- Exercise instructions
Records follow. Copy every line with "name".

- Stored rows
§
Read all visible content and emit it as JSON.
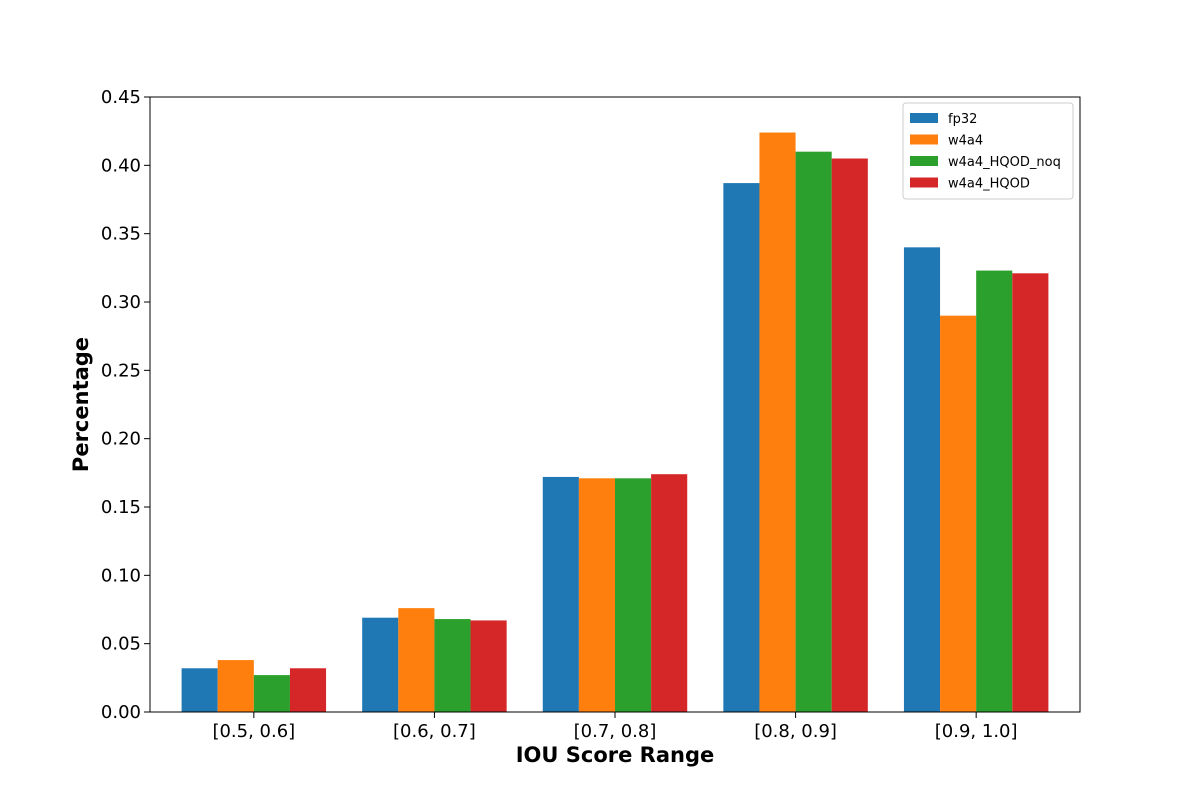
{
  "chart_data": {
    "type": "bar",
    "title": "",
    "xlabel": "IOU Score Range",
    "ylabel": "Percentage",
    "categories": [
      "[0.5, 0.6]",
      "[0.6, 0.7]",
      "[0.7, 0.8]",
      "[0.8, 0.9]",
      "[0.9, 1.0]"
    ],
    "series": [
      {
        "name": "fp32",
        "color": "#1f77b4",
        "values": [
          0.032,
          0.069,
          0.172,
          0.387,
          0.34
        ]
      },
      {
        "name": "w4a4",
        "color": "#ff7f0e",
        "values": [
          0.038,
          0.076,
          0.171,
          0.424,
          0.29
        ]
      },
      {
        "name": "w4a4_HQOD_noq",
        "color": "#2ca02c",
        "values": [
          0.027,
          0.068,
          0.171,
          0.41,
          0.323
        ]
      },
      {
        "name": "w4a4_HQOD",
        "color": "#d62728",
        "values": [
          0.032,
          0.067,
          0.174,
          0.405,
          0.321
        ]
      }
    ],
    "ylim": [
      0,
      0.45
    ],
    "yticks": [
      "0.00",
      "0.05",
      "0.10",
      "0.15",
      "0.20",
      "0.25",
      "0.30",
      "0.35",
      "0.40",
      "0.45"
    ],
    "grid": false,
    "legend_position": "top-right"
  }
}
§
- Expected output
        "name": "fp32",
        "name": "w4a4",
        "name": "w4a4_HQOD_noq",
        "name": "w4a4_HQOD",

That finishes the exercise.